-- BEGIN Recorded information --
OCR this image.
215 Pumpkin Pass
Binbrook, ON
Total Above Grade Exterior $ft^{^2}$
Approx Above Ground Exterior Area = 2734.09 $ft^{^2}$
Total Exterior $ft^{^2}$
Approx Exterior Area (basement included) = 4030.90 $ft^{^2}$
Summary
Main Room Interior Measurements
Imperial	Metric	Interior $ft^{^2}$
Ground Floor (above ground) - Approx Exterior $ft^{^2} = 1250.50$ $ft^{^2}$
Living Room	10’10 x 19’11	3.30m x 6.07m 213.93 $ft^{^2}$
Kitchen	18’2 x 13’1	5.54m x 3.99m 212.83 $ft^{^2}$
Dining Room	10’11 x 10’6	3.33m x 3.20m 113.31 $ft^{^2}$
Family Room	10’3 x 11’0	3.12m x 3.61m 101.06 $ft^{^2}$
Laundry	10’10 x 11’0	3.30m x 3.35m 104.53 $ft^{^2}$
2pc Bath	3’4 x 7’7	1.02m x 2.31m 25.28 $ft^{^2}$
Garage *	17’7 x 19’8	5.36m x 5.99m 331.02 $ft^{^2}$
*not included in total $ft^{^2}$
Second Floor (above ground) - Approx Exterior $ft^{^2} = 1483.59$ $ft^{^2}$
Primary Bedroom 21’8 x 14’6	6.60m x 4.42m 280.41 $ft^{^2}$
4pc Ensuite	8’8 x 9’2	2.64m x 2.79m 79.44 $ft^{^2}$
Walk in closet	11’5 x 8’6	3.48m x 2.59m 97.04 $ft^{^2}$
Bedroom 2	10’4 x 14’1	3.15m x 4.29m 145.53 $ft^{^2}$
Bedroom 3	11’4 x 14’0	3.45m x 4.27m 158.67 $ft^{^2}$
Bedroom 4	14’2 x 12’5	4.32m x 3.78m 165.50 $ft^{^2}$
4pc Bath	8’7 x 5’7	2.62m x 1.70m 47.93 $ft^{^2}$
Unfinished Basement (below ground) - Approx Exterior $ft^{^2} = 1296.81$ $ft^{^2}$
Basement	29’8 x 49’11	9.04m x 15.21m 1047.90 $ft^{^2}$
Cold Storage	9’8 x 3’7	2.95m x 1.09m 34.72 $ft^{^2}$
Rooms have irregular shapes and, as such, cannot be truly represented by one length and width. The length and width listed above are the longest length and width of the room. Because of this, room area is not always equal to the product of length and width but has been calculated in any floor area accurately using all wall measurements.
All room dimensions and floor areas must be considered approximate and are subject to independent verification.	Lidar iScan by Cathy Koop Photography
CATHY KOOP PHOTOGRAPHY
-- END Recorded information --
-- BEGIN Recorded information --
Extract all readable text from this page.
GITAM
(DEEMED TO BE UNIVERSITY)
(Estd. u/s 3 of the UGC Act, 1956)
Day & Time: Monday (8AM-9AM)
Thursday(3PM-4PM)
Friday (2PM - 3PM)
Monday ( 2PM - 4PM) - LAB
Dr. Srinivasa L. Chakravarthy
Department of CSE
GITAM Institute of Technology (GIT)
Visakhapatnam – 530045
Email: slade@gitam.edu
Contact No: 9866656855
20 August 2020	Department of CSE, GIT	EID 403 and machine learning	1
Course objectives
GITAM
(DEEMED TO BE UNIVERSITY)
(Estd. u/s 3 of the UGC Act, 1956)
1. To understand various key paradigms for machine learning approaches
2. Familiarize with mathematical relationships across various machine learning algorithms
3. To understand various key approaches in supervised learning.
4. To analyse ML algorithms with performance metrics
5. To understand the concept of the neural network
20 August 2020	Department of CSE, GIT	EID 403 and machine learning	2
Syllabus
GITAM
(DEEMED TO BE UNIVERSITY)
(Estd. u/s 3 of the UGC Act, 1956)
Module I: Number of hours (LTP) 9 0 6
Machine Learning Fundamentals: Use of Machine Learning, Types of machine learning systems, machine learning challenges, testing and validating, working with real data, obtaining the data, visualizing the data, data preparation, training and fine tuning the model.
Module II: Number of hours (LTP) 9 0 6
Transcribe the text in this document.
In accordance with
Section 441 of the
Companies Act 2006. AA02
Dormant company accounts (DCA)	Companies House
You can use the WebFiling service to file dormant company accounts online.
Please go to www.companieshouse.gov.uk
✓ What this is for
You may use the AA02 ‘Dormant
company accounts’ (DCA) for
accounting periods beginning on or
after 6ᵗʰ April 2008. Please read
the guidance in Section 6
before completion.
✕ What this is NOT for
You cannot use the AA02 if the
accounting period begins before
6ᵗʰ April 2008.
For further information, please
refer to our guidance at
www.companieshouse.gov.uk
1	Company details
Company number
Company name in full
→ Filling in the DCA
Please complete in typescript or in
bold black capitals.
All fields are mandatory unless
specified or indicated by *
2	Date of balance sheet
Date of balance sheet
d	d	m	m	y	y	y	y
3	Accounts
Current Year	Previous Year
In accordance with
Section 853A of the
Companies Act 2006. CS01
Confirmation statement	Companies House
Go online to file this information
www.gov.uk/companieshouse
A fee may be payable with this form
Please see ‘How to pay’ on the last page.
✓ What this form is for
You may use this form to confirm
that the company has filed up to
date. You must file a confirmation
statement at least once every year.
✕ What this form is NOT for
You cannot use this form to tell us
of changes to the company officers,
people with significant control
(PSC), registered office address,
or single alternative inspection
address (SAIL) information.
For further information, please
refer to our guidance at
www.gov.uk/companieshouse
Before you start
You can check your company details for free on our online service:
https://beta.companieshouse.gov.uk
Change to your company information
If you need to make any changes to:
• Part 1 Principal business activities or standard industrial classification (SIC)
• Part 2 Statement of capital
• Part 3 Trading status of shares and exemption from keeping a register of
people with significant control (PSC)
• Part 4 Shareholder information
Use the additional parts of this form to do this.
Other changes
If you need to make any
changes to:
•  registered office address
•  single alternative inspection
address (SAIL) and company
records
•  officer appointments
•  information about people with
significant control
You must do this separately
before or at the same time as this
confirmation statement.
-- END Recorded information --
-- BEGIN Recorded information --
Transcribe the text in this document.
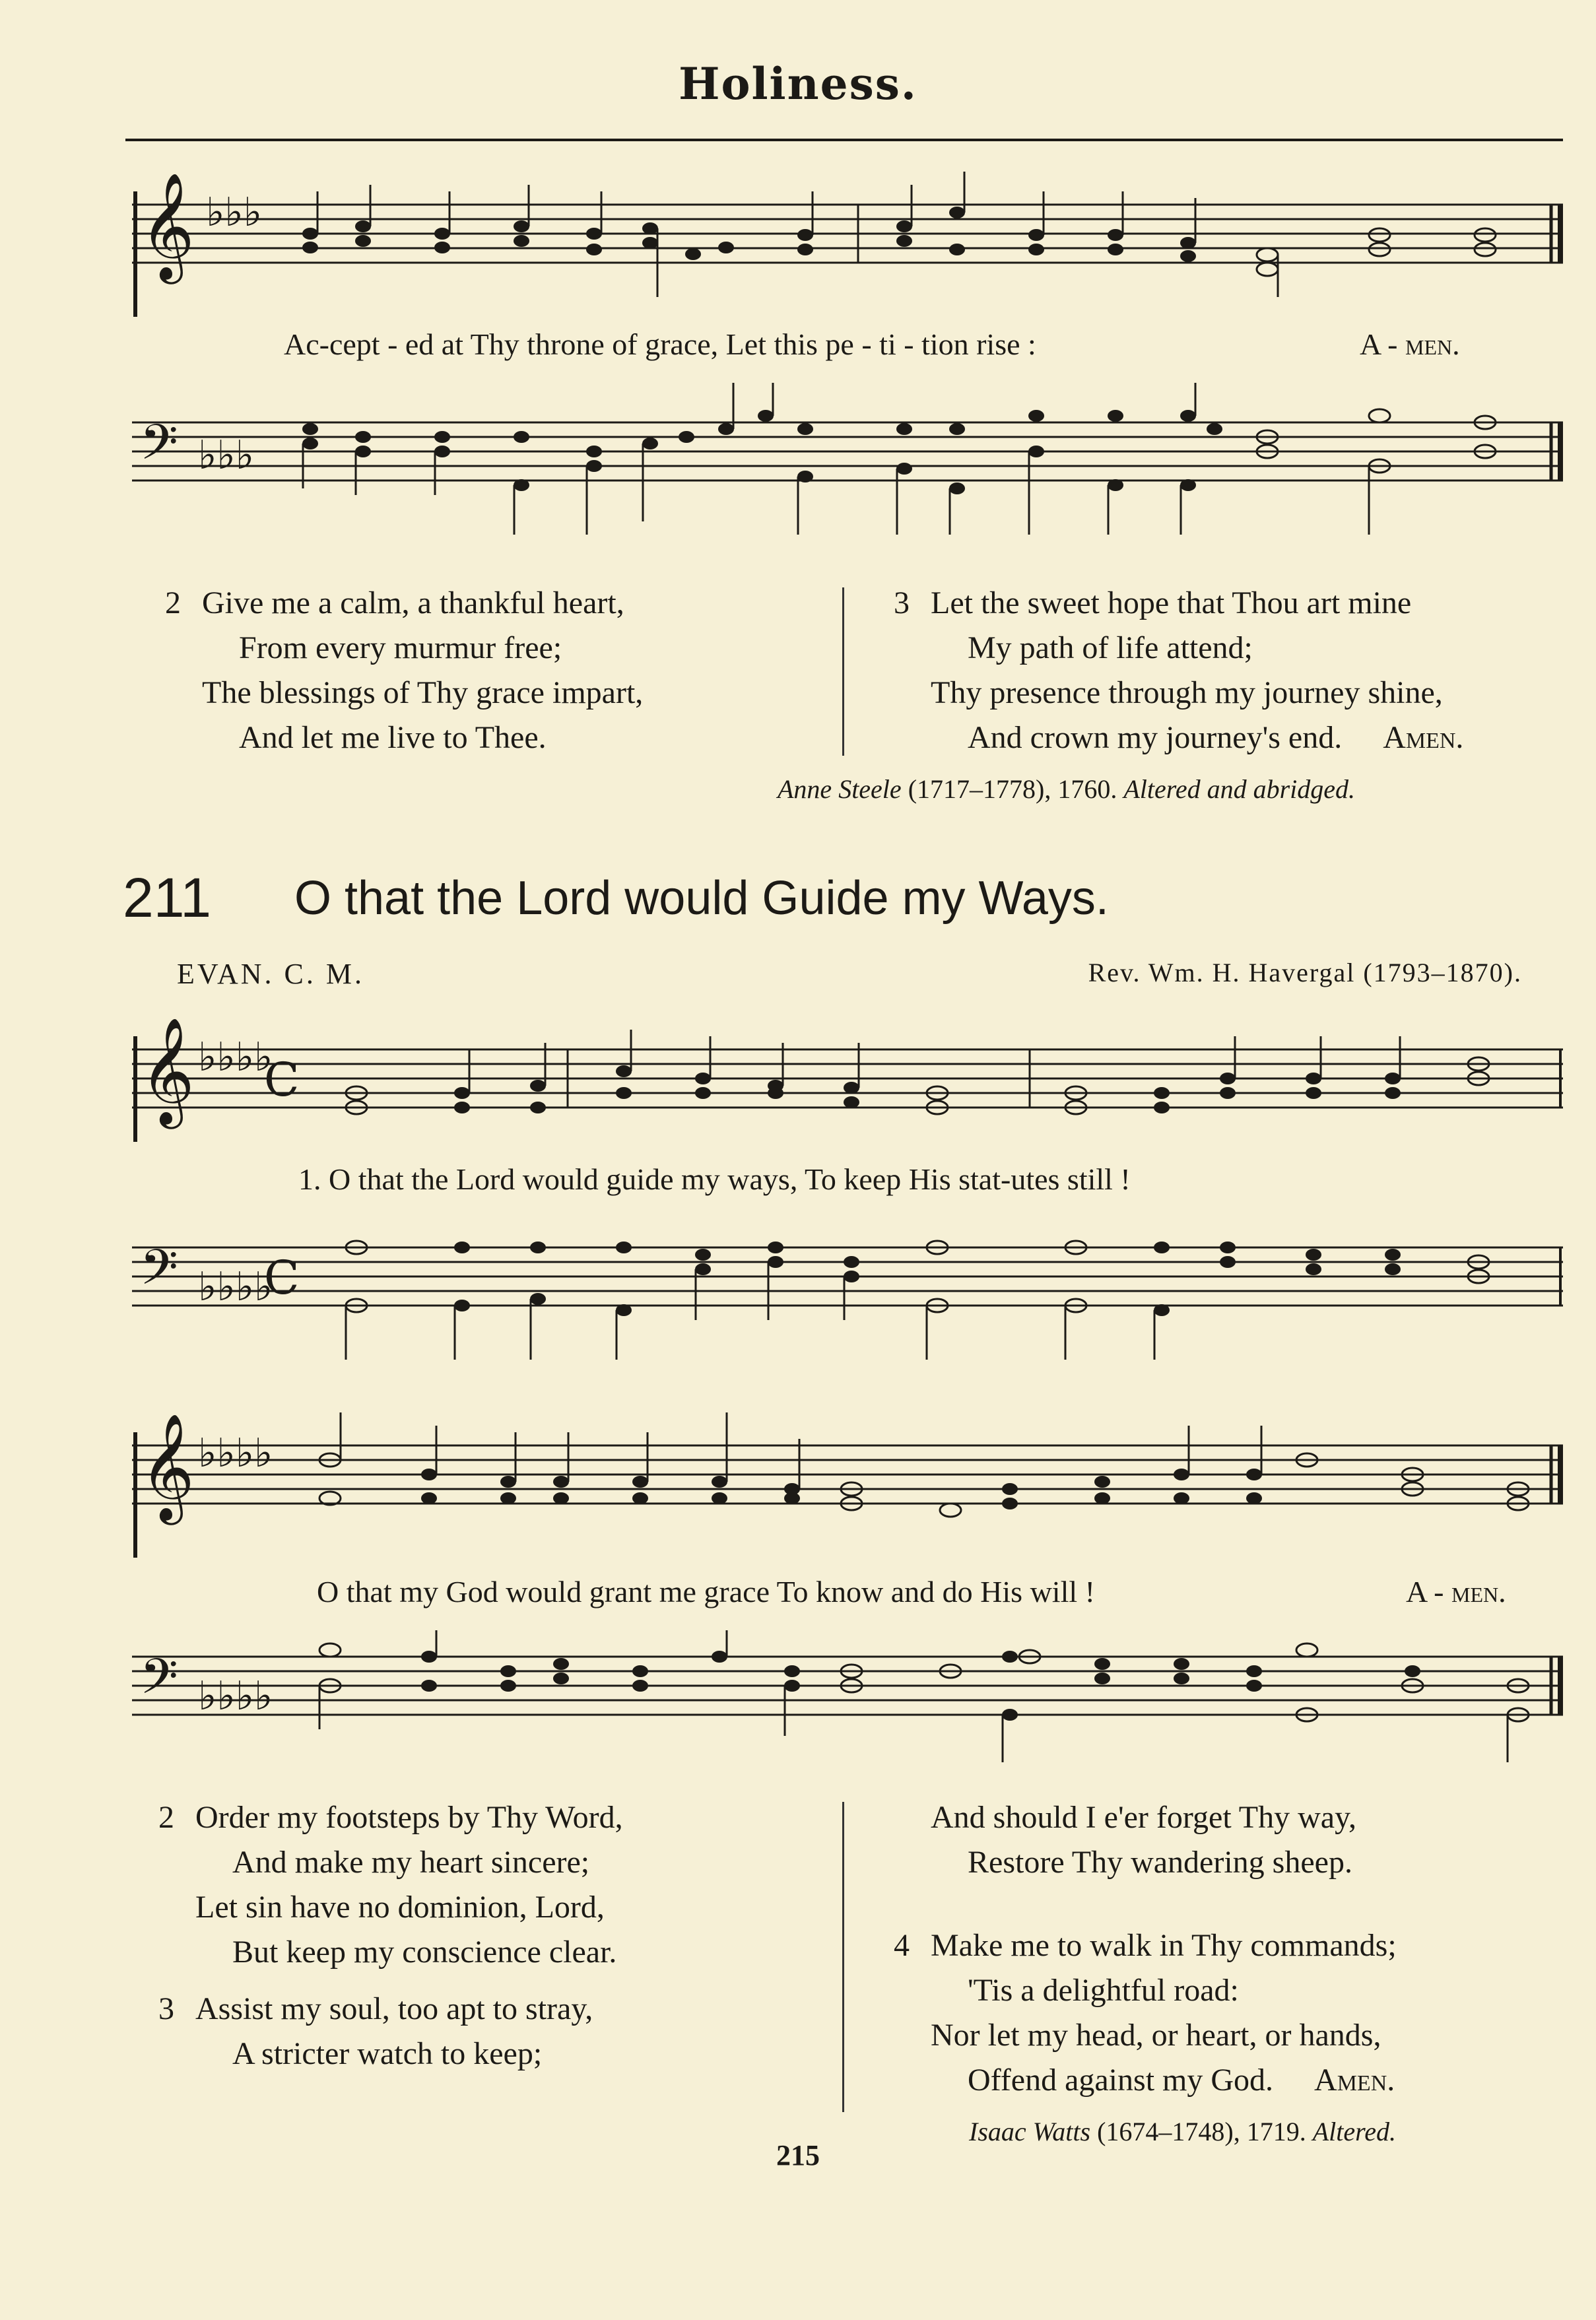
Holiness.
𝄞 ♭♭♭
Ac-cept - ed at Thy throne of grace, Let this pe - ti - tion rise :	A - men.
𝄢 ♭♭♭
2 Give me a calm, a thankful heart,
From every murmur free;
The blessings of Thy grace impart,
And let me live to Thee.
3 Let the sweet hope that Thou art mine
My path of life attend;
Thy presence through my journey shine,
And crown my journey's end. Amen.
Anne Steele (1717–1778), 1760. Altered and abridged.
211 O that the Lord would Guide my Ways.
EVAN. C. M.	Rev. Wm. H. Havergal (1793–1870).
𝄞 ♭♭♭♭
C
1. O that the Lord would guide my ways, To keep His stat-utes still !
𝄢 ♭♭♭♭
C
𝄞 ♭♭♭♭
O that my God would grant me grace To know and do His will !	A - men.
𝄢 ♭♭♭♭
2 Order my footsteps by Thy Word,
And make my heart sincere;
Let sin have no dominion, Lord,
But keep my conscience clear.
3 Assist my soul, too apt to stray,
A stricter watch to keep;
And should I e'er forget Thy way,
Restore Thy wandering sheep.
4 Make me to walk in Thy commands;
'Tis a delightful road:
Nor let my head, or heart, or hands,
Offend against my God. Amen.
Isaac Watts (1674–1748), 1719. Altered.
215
-- END Recorded information --
Take every line above carrying "Bath" and return it.

2pc Bath	3’4 x 7’7	1.02m x 2.31m 25.28 $ft^{^2}$
4pc Bath	8’7 x 5’7	2.62m x 1.70m 47.93 $ft^{^2}$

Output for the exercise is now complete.